___ Records shown
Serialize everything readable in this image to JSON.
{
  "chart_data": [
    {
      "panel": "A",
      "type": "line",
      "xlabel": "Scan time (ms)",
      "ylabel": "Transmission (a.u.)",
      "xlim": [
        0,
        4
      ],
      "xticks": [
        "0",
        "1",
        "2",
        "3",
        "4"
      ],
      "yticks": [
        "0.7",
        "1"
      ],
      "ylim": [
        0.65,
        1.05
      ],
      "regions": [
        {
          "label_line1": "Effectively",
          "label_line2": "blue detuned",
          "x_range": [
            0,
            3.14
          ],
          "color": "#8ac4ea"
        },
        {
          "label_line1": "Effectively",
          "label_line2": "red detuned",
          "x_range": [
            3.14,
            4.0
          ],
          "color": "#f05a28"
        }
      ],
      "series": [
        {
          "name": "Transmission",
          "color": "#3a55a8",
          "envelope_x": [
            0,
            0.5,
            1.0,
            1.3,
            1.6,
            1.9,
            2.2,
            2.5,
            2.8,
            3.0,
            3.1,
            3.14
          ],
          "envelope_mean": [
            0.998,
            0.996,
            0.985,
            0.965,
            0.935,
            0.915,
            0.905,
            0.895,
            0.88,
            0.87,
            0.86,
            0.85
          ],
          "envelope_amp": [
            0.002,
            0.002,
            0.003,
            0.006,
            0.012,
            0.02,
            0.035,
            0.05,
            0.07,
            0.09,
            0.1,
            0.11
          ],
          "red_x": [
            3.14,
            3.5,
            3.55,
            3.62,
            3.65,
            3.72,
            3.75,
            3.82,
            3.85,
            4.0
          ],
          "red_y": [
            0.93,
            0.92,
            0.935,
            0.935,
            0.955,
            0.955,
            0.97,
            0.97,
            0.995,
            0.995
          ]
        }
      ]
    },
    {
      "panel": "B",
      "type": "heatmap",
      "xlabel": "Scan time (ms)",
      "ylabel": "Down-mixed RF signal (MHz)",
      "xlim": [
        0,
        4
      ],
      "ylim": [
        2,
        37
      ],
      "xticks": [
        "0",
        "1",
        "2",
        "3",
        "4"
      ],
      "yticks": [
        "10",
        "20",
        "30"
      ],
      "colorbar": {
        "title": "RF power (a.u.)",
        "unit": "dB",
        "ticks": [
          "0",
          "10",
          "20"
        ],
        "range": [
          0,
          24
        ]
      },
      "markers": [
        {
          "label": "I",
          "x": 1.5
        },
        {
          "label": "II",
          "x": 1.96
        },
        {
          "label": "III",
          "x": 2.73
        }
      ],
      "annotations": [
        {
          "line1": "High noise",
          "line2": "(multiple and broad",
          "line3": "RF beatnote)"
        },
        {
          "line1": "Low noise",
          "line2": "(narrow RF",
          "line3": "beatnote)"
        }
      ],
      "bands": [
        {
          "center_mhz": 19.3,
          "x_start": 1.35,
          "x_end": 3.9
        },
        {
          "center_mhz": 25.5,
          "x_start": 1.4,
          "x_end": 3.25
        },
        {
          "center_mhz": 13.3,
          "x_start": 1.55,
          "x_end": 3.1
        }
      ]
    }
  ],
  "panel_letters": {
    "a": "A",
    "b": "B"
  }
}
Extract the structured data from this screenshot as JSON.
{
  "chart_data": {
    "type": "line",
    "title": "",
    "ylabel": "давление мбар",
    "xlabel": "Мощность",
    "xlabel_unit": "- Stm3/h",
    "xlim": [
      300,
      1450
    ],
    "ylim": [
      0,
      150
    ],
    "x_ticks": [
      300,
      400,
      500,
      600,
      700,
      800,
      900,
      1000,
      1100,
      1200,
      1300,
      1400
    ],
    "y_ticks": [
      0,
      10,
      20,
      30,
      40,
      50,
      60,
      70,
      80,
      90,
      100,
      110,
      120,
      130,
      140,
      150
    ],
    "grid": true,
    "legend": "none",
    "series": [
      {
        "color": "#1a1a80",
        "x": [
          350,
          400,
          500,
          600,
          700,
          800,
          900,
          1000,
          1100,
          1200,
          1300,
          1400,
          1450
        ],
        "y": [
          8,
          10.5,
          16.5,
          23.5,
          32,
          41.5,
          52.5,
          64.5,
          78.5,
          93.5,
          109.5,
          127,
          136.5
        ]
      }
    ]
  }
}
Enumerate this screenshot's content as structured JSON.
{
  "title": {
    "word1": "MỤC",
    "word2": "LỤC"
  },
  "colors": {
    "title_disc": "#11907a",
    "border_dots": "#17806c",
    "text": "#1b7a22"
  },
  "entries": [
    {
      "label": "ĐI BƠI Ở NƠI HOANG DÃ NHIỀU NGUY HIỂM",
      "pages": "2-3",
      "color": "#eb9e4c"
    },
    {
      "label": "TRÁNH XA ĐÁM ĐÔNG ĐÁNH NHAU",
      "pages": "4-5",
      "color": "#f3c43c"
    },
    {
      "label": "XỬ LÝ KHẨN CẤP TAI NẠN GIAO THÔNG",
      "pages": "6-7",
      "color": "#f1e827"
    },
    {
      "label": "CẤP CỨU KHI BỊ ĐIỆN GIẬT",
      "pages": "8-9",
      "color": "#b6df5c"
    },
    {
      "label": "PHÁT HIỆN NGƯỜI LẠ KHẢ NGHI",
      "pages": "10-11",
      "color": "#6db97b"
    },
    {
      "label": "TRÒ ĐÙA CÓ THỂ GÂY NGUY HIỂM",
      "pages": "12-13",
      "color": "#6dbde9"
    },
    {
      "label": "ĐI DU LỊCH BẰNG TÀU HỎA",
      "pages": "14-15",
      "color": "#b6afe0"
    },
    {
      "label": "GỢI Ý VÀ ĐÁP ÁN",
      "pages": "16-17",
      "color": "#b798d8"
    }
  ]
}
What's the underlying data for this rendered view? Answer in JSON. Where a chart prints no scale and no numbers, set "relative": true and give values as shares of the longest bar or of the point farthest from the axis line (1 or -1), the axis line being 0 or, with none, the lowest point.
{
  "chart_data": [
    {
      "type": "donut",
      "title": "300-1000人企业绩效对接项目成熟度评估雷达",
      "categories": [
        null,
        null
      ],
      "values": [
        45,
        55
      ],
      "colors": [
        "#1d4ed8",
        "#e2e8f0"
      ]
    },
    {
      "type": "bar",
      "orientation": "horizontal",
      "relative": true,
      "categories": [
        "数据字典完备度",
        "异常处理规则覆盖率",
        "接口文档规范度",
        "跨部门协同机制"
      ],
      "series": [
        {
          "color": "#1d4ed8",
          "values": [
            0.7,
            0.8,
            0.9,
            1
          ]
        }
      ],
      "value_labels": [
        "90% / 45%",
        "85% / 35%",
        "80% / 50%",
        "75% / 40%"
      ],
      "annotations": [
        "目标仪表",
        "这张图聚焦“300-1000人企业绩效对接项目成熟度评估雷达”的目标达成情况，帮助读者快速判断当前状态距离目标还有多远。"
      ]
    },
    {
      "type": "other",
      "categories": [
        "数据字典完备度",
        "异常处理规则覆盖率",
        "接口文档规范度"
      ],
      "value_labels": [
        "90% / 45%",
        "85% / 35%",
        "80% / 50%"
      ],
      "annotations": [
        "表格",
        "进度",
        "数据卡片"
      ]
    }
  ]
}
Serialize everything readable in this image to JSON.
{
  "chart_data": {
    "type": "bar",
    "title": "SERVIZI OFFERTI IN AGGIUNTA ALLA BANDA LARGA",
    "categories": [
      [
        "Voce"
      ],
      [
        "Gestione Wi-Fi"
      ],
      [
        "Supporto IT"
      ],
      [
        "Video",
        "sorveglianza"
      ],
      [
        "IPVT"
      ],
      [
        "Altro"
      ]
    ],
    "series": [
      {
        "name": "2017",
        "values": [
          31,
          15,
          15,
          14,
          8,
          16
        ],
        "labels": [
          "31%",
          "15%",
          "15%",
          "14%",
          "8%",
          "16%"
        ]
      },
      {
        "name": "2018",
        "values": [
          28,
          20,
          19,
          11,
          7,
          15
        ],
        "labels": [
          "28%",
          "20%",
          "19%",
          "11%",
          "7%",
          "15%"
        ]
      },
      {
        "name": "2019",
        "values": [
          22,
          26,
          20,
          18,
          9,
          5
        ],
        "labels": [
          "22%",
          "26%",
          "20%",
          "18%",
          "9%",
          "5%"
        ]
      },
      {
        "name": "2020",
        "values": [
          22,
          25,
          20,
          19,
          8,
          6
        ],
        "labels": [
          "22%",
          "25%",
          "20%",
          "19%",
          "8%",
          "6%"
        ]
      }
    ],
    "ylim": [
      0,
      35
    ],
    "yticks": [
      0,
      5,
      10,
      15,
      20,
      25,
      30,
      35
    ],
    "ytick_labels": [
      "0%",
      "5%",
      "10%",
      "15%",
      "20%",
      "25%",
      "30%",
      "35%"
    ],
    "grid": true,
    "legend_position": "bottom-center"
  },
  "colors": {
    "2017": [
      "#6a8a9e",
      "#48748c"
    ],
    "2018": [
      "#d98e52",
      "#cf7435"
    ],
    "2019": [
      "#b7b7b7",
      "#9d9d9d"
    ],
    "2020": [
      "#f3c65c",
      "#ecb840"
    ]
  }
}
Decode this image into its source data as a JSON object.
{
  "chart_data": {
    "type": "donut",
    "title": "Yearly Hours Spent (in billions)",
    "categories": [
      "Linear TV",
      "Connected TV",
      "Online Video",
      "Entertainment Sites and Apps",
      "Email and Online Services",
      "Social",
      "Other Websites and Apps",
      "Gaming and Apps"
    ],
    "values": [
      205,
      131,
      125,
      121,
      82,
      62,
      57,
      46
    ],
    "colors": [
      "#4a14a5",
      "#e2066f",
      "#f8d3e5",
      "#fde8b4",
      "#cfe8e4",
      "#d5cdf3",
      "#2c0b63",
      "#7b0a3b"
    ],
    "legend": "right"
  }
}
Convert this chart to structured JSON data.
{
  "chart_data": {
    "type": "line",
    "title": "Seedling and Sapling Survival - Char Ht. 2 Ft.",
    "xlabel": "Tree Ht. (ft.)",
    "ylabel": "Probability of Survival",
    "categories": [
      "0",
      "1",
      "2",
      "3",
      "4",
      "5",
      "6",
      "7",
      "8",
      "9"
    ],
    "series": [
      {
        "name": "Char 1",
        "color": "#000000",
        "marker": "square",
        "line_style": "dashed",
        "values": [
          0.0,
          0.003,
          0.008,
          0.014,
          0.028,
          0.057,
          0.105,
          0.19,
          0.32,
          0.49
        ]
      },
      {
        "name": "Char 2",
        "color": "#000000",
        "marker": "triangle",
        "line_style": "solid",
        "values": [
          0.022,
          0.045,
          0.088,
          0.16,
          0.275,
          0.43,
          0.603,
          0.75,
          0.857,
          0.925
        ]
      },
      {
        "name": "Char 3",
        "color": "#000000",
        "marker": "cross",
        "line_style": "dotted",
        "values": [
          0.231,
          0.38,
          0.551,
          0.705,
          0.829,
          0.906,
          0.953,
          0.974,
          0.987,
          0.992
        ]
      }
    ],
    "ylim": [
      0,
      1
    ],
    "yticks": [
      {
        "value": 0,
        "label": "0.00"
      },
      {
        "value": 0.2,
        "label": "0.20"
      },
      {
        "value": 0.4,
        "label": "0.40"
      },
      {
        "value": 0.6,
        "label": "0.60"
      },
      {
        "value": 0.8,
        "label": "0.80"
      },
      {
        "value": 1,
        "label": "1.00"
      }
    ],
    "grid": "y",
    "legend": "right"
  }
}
______
What you are asked to do
Read the entries and show each line that mentions "Transmission".

Task output
      "ylabel": "Transmission (a.u.)",
          "name": "Transmission",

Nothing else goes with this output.